Data lines
● ● ● ● ● ● ●
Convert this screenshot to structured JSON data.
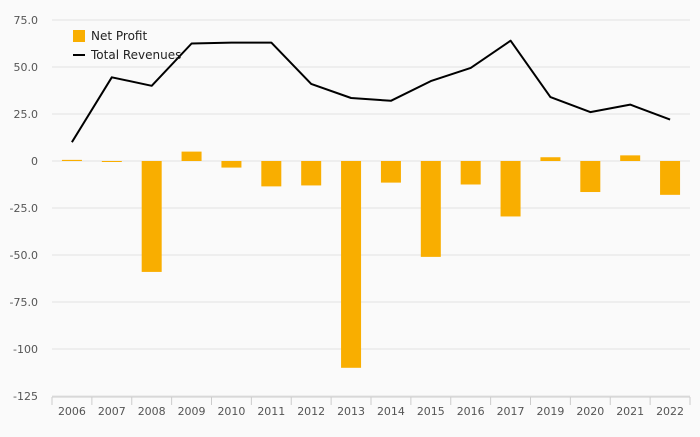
{
  "chart_data": {
    "type": "bar",
    "categories": [
      "2006",
      "2007",
      "2008",
      "2009",
      "2010",
      "2011",
      "2012",
      "2013",
      "2014",
      "2015",
      "2016",
      "2017",
      "2019",
      "2020",
      "2021",
      "2022"
    ],
    "series": [
      {
        "name": "Net Profit",
        "type": "bar",
        "color": "#F9AE00",
        "values": [
          0.6,
          -0.5,
          -59,
          5,
          -3.5,
          -13.5,
          -13,
          -110,
          -11.5,
          -51,
          -12.5,
          -29.5,
          2,
          -16.5,
          3,
          -18
        ]
      },
      {
        "name": "Total Revenues",
        "type": "line",
        "color": "#000000",
        "values": [
          10,
          44.5,
          40,
          62.5,
          63,
          63,
          41,
          33.5,
          32,
          42.5,
          49.5,
          64,
          34,
          26,
          30,
          22
        ]
      }
    ],
    "y_ticks": [
      "75.0",
      "50.0",
      "25.0",
      "0",
      "-25.0",
      "-50.0",
      "-75.0",
      "-100",
      "-125"
    ],
    "ylim": [
      -125,
      75
    ],
    "grid": true,
    "legend": "top-left",
    "title": "",
    "xlabel": "",
    "ylabel": ""
  }
}
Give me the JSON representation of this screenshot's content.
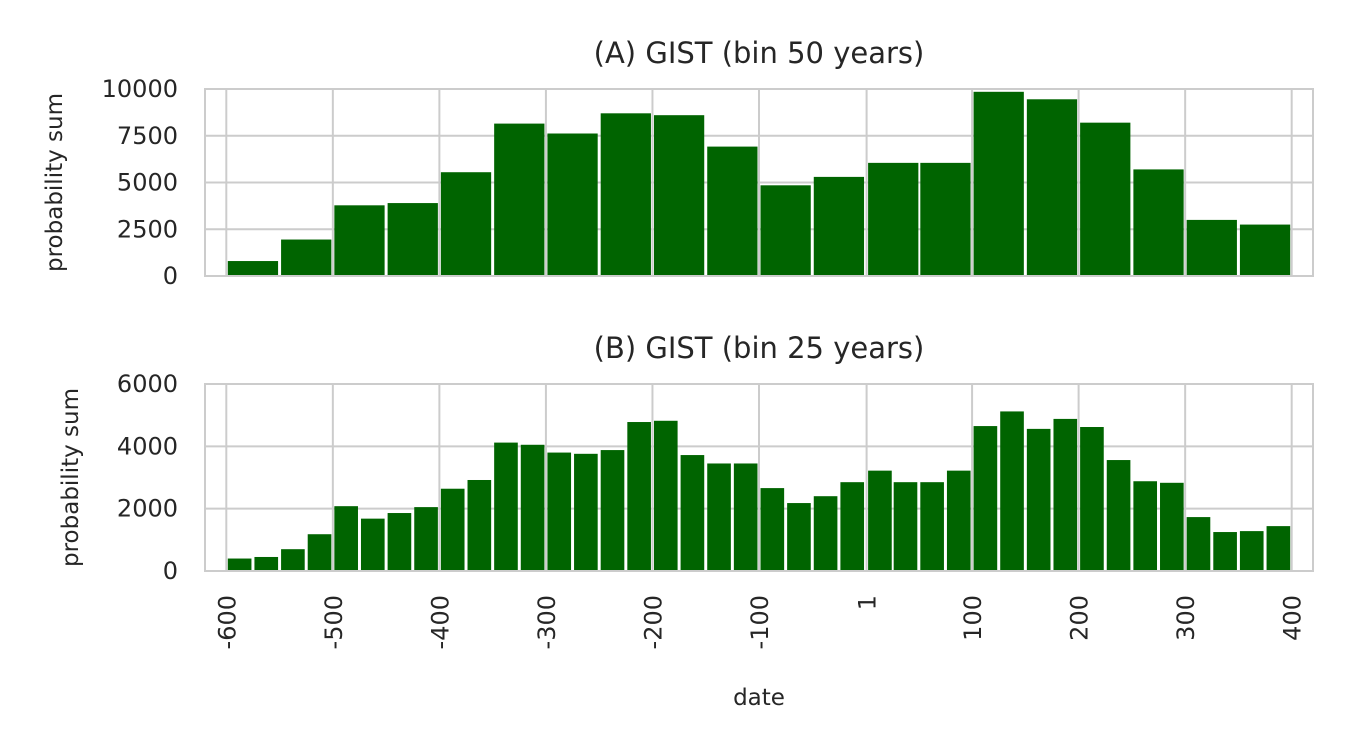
{
  "chart_data": [
    {
      "type": "bar",
      "title": "(A) GIST (bin 50 years)",
      "xlabel": "",
      "ylabel": "probability sum",
      "ylim": [
        0,
        10000
      ],
      "yticks": [
        "0",
        "2500",
        "5000",
        "7500",
        "10000"
      ],
      "xlim": [
        -620,
        420
      ],
      "bin_width": 50,
      "grid": true,
      "bin_starts": [
        -600,
        -550,
        -500,
        -450,
        -400,
        -350,
        -300,
        -250,
        -200,
        -150,
        -100,
        -50,
        1,
        50,
        100,
        150,
        200,
        250,
        300,
        350
      ],
      "values": [
        800,
        1950,
        3780,
        3900,
        5550,
        8150,
        7620,
        8700,
        8600,
        6920,
        4850,
        5300,
        6050,
        6050,
        9850,
        9450,
        8200,
        5700,
        3000,
        2750
      ],
      "color": "#006400"
    },
    {
      "type": "bar",
      "title": "(B) GIST (bin 25 years)",
      "xlabel": "date",
      "ylabel": "probability sum",
      "ylim": [
        0,
        6000
      ],
      "yticks": [
        "0",
        "2000",
        "4000",
        "6000"
      ],
      "xlim": [
        -620,
        420
      ],
      "xticks": [
        -600,
        -500,
        -400,
        -300,
        -200,
        -100,
        1,
        100,
        200,
        300,
        400
      ],
      "xtick_labels": [
        "-600",
        "-500",
        "-400",
        "-300",
        "-200",
        "-100",
        "1",
        "100",
        "200",
        "300",
        "400"
      ],
      "bin_width": 25,
      "grid": true,
      "bin_starts": [
        -600,
        -575,
        -550,
        -525,
        -500,
        -475,
        -450,
        -425,
        -400,
        -375,
        -350,
        -325,
        -300,
        -275,
        -250,
        -225,
        -200,
        -175,
        -150,
        -125,
        -100,
        -75,
        -50,
        -25,
        1,
        25,
        50,
        75,
        100,
        125,
        150,
        175,
        200,
        225,
        250,
        275,
        300,
        325,
        350,
        375
      ],
      "values": [
        400,
        450,
        700,
        1180,
        2080,
        1680,
        1860,
        2050,
        2640,
        2920,
        4120,
        4050,
        3800,
        3760,
        3880,
        4780,
        4820,
        3720,
        3450,
        3450,
        2660,
        2180,
        2400,
        2850,
        3220,
        2850,
        2850,
        3220,
        4650,
        5120,
        4560,
        4880,
        4620,
        3560,
        2880,
        2830,
        1730,
        1250,
        1280,
        1440
      ],
      "color": "#006400"
    }
  ]
}
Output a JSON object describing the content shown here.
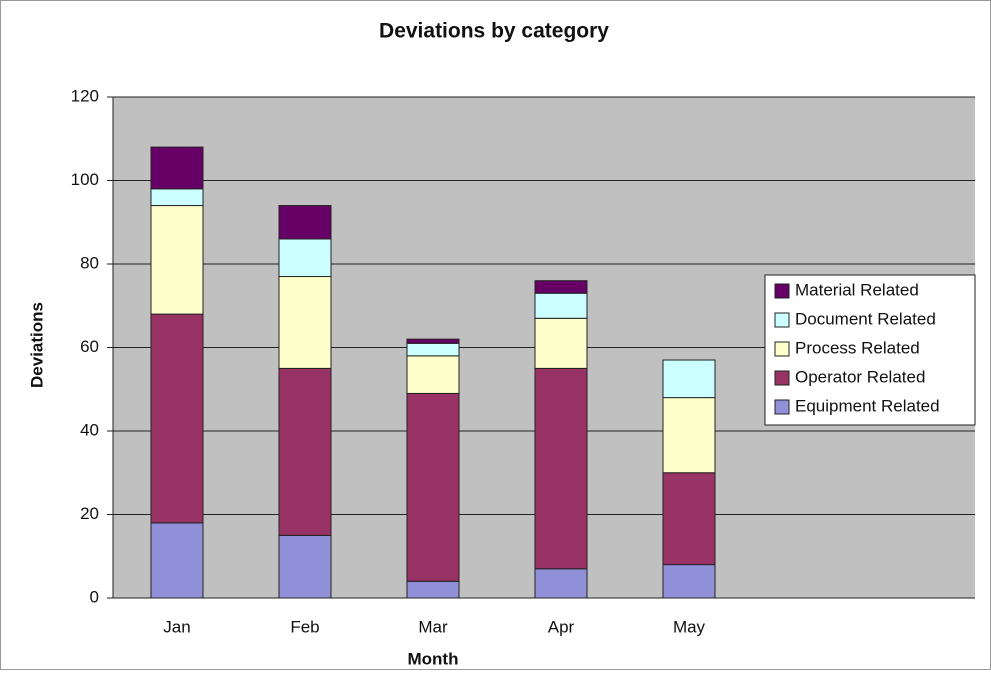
● ● ● ● ● ● ●
Task brief
Leave out the pictures and give the rest of the records again exactly.

Reply
Convert this screenshot to structured JSON data.
{
  "chart_data": {
    "type": "bar",
    "categories": [
      "2006",
      "2007",
      "2008",
      "2009",
      "2010",
      "2011",
      "2012",
      "2013",
      "2014",
      "2015",
      "2016",
      "2017",
      "2019",
      "2020",
      "2021",
      "2022"
    ],
    "series": [
      {
        "name": "Net Profit",
        "type": "bar",
        "color": "#F9AE00",
        "values": [
          0.6,
          -0.5,
          -59,
          5,
          -3.5,
          -13.5,
          -13,
          -110,
          -11.5,
          -51,
          -12.5,
          -29.5,
          2,
          -16.5,
          3,
          -18
        ]
      },
      {
        "name": "Total Revenues",
        "type": "line",
        "color": "#000000",
        "values": [
          10,
          44.5,
          40,
          62.5,
          63,
          63,
          41,
          33.5,
          32,
          42.5,
          49.5,
          64,
          34,
          26,
          30,
          22
        ]
      }
    ],
    "y_ticks": [
      "75.0",
      "50.0",
      "25.0",
      "0",
      "-25.0",
      "-50.0",
      "-75.0",
      "-100",
      "-125"
    ],
    "ylim": [
      -125,
      75
    ],
    "grid": true,
    "legend": "top-left",
    "title": "",
    "xlabel": "",
    "ylabel": ""
  }
}
Give me the JSON representation of this screenshot's content.
{
  "chart_data": [
    {
      "type": "bar",
      "title": "(A) GIST (bin 50 years)",
      "xlabel": "",
      "ylabel": "probability sum",
      "ylim": [
        0,
        10000
      ],
      "yticks": [
        "0",
        "2500",
        "5000",
        "7500",
        "10000"
      ],
      "xlim": [
        -620,
        420
      ],
      "bin_width": 50,
      "grid": true,
      "bin_starts": [
        -600,
        -550,
        -500,
        -450,
        -400,
        -350,
        -300,
        -250,
        -200,
        -150,
        -100,
        -50,
        1,
        50,
        100,
        150,
        200,
        250,
        300,
        350
      ],
      "values": [
        800,
        1950,
        3780,
        3900,
        5550,
        8150,
        7620,
        8700,
        8600,
        6920,
        4850,
        5300,
        6050,
        6050,
        9850,
        9450,
        8200,
        5700,
        3000,
        2750
      ],
      "color": "#006400"
    },
    {
      "type": "bar",
      "title": "(B) GIST (bin 25 years)",
      "xlabel": "date",
      "ylabel": "probability sum",
      "ylim": [
        0,
        6000
      ],
      "yticks": [
        "0",
        "2000",
        "4000",
        "6000"
      ],
      "xlim": [
        -620,
        420
      ],
      "xticks": [
        -600,
        -500,
        -400,
        -300,
        -200,
        -100,
        1,
        100,
        200,
        300,
        400
      ],
      "xtick_labels": [
        "-600",
        "-500",
        "-400",
        "-300",
        "-200",
        "-100",
        "1",
        "100",
        "200",
        "300",
        "400"
      ],
      "bin_width": 25,
      "grid": true,
      "bin_starts": [
        -600,
        -575,
        -550,
        -525,
        -500,
        -475,
        -450,
        -425,
        -400,
        -375,
        -350,
        -325,
        -300,
        -275,
        -250,
        -225,
        -200,
        -175,
        -150,
        -125,
        -100,
        -75,
        -50,
        -25,
        1,
        25,
        50,
        75,
        100,
        125,
        150,
        175,
        200,
        225,
        250,
        275,
        300,
        325,
        350,
        375
      ],
      "values": [
        400,
        450,
        700,
        1180,
        2080,
        1680,
        1860,
        2050,
        2640,
        2920,
        4120,
        4050,
        3800,
        3760,
        3880,
        4780,
        4820,
        3720,
        3450,
        3450,
        2660,
        2180,
        2400,
        2850,
        3220,
        2850,
        2850,
        3220,
        4650,
        5120,
        4560,
        4880,
        4620,
        3560,
        2880,
        2830,
        1730,
        1250,
        1280,
        1440
      ],
      "color": "#006400"
    }
  ]
}
Output a JSON object describing the content shown here.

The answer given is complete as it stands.